* [Entries with figure data]
-=-=-=-=-
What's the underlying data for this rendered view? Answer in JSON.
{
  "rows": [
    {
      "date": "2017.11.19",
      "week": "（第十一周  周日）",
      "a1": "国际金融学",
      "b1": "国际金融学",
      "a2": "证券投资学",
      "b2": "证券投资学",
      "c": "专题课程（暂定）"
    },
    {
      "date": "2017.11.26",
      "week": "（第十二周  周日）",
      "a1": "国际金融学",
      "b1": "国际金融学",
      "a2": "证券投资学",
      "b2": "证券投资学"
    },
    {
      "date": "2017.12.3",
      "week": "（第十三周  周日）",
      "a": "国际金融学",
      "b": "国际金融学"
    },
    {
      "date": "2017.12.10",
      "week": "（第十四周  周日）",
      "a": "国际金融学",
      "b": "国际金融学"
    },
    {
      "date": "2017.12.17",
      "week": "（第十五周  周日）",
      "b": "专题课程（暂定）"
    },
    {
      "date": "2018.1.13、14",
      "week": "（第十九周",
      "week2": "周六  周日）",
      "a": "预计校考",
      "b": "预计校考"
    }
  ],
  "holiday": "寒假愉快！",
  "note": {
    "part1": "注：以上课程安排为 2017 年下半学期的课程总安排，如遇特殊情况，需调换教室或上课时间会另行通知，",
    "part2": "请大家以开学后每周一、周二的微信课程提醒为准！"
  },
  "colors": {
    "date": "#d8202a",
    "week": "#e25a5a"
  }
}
-=-=-=-=-
* [AIM] Gather all the lines that include the word "date" and copy them out.

* [COMPLETED TASK]
      "date": "2017.11.19",
      "date": "2017.11.26",
      "date": "2017.12.3",
      "date": "2017.12.10",
      "date": "2017.12.17",
      "date": "2018.1.13、14",
    "date": "#d8202a",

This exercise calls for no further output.